• [Set task]:
Extract the whole listing as it stands. Do not include the pictures.

• [Stored records]:
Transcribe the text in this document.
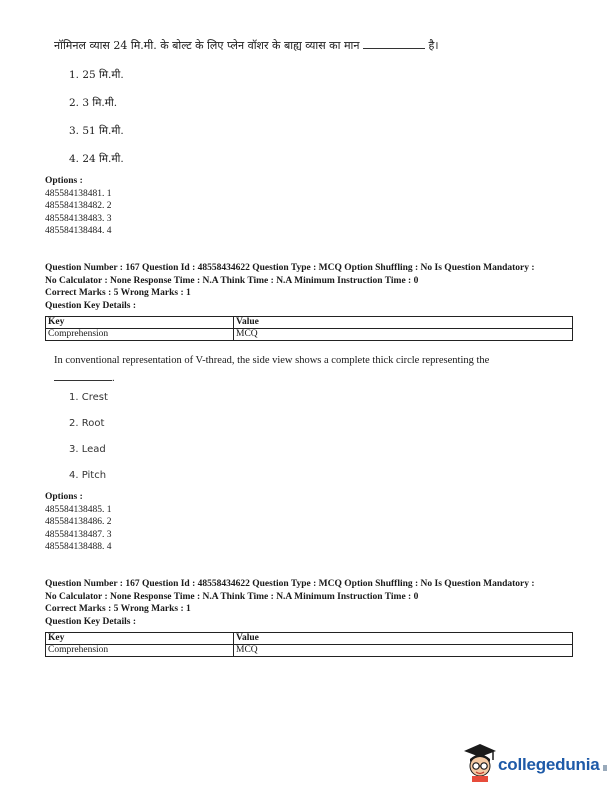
नॉमिनल व्यास 24 मि.मी. के बोल्ट के लिए प्लेन वॉशर के बाह्य व्यास का मान	है।
1. 25 मि.मी.
2. 3 मि.मी.
3. 51 मि.मी.
4. 24 मि.मी.
Options :
485584138481. 1
485584138482. 2
485584138483. 3
485584138484. 4
Question Number : 167 Question Id : 48558434622 Question Type : MCQ Option Shuffling : No Is Question Mandatory :
No Calculator : None Response Time : N.A Think Time : N.A Minimum Instruction Time : 0
Correct Marks : 5 Wrong Marks : 1
Question Key Details :
Key	Value
Comprehension	MCQ
In conventional representation of V-thread, the side view shows a complete thick circle representing the
.
1. Crest
2. Root
3. Lead
4. Pitch
Options :
485584138485. 1
485584138486. 2
485584138487. 3
485584138488. 4
Question Number : 167 Question Id : 48558434622 Question Type : MCQ Option Shuffling : No Is Question Mandatory :
No Calculator : None Response Time : N.A Think Time : N.A Minimum Instruction Time : 0
Correct Marks : 5 Wrong Marks : 1
Question Key Details :
Key	Value
Comprehension	MCQ
collegedunia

• [The answer]:
Transcribe the text in this document.
नॉमिनल व्यास 24 मि.मी. के बोल्ट के लिए प्लेन वॉशर के बाह्य व्यास का मान	है।
1. 25 मि.मी.
2. 3 मि.मी.
3. 51 मि.मी.
4. 24 मि.मी.
Options :
485584138481. 1
485584138482. 2
485584138483. 3
485584138484. 4
Question Number : 167 Question Id : 48558434622 Question Type : MCQ Option Shuffling : No Is Question Mandatory :
No Calculator : None Response Time : N.A Think Time : N.A Minimum Instruction Time : 0
Correct Marks : 5 Wrong Marks : 1
Question Key Details :
Key	Value
Comprehension	MCQ
In conventional representation of V-thread, the side view shows a complete thick circle representing the
.
1. Crest
2. Root
3. Lead
4. Pitch
Options :
485584138485. 1
485584138486. 2
485584138487. 3
485584138488. 4
Question Number : 167 Question Id : 48558434622 Question Type : MCQ Option Shuffling : No Is Question Mandatory :
No Calculator : None Response Time : N.A Think Time : N.A Minimum Instruction Time : 0
Correct Marks : 5 Wrong Marks : 1
Question Key Details :
Key	Value
Comprehension	MCQ
collegedunia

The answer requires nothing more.